Copy out the records word for word, from the beginning through the line containing "52, 290, 137]".

>> START

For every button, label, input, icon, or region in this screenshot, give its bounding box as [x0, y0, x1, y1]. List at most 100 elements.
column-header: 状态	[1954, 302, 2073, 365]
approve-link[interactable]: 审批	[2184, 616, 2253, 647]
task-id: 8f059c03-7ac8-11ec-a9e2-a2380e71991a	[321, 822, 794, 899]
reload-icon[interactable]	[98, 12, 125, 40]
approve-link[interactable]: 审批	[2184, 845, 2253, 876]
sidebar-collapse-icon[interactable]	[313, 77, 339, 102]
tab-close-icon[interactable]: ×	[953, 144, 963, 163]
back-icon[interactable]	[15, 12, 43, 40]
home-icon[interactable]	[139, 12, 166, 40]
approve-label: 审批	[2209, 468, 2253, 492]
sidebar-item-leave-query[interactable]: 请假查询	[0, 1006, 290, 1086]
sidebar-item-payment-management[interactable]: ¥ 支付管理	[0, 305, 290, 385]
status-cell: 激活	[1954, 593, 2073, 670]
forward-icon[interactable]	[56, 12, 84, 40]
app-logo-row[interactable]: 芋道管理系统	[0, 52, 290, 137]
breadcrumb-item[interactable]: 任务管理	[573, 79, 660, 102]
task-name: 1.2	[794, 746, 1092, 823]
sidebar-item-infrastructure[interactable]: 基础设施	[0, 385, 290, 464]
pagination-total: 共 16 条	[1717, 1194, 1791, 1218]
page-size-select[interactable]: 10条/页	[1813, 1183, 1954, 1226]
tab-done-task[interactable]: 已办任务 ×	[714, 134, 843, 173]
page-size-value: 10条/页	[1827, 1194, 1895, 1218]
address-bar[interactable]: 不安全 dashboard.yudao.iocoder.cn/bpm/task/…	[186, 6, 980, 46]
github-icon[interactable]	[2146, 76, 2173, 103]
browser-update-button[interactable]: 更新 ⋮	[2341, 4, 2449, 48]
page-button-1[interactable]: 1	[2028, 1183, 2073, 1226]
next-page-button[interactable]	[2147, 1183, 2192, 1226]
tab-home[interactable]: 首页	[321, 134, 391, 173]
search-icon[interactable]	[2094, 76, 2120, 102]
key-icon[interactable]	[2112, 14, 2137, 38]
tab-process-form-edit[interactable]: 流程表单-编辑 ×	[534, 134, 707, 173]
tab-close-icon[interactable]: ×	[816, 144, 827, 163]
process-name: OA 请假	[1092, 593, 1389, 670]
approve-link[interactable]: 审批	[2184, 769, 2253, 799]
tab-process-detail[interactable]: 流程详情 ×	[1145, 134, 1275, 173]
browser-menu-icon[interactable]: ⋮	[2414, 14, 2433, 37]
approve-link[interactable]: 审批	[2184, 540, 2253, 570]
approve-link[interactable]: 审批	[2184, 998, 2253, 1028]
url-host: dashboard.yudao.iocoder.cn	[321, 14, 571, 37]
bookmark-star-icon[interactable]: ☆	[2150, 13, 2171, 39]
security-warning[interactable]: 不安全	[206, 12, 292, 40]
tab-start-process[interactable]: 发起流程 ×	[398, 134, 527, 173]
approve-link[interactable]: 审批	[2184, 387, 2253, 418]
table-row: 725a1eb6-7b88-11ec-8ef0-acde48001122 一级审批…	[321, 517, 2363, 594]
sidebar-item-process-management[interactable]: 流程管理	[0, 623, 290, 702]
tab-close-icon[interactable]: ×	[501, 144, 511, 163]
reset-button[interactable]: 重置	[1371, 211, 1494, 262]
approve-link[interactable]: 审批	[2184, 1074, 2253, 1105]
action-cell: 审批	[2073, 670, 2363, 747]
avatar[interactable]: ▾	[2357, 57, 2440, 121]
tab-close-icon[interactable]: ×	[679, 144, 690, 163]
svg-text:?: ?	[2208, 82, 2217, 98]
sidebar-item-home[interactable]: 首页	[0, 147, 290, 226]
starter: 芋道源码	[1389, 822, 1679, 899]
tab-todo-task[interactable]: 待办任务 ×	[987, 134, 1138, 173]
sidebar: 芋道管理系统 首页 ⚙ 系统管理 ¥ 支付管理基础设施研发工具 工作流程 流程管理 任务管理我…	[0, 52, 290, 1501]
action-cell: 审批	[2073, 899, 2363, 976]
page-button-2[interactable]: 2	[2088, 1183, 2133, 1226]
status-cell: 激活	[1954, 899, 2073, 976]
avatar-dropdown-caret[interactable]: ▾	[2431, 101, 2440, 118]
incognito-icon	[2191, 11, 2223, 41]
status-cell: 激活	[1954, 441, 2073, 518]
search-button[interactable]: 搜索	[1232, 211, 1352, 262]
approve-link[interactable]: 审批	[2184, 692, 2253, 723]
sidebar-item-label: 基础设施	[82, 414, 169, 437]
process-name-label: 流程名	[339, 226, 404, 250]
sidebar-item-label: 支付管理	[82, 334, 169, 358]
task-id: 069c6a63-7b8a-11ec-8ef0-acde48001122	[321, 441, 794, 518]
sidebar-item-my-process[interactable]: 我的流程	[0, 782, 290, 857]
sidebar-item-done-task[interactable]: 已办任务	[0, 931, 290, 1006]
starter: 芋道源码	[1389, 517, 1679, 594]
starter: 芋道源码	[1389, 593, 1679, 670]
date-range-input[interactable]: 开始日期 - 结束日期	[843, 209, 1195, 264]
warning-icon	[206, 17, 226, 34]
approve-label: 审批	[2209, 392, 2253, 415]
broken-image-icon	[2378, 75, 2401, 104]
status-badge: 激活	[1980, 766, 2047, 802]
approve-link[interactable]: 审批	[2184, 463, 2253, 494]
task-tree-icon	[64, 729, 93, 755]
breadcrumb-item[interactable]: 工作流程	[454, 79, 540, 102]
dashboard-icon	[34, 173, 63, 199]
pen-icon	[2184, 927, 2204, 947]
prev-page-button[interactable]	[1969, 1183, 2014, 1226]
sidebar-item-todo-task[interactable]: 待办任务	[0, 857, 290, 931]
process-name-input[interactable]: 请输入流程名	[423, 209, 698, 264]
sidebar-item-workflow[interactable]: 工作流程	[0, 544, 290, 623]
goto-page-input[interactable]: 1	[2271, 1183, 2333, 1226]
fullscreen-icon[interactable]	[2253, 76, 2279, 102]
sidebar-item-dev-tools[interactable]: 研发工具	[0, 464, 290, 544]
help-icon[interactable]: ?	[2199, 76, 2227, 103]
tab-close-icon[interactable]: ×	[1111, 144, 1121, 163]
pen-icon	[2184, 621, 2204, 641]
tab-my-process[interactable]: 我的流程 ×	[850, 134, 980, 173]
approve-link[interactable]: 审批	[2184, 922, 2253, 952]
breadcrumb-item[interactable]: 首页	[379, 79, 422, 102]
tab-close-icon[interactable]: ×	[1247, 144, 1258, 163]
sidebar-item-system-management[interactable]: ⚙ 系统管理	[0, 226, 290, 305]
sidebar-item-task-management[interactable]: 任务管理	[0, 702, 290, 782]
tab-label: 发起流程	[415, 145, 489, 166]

>> END

[Finished task]:
For every button, label, input, icon, or region in this screenshot, give its bounding box as [x0, y0, x1, y1]. List at most 100 elements.
column-header: 状态	[1954, 302, 2073, 365]
approve-link[interactable]: 审批	[2184, 616, 2253, 647]
task-id: 8f059c03-7ac8-11ec-a9e2-a2380e71991a	[321, 822, 794, 899]
reload-icon[interactable]	[98, 12, 125, 40]
approve-link[interactable]: 审批	[2184, 845, 2253, 876]
sidebar-collapse-icon[interactable]	[313, 77, 339, 102]
tab-close-icon[interactable]: ×	[953, 144, 963, 163]
back-icon[interactable]	[15, 12, 43, 40]
home-icon[interactable]	[139, 12, 166, 40]
approve-label: 审批	[2209, 468, 2253, 492]
sidebar-item-leave-query[interactable]: 请假查询	[0, 1006, 290, 1086]
sidebar-item-payment-management[interactable]: ¥ 支付管理	[0, 305, 290, 385]
status-cell: 激活	[1954, 593, 2073, 670]
forward-icon[interactable]	[56, 12, 84, 40]
app-logo-row[interactable]: 芋道管理系统	[0, 52, 290, 137]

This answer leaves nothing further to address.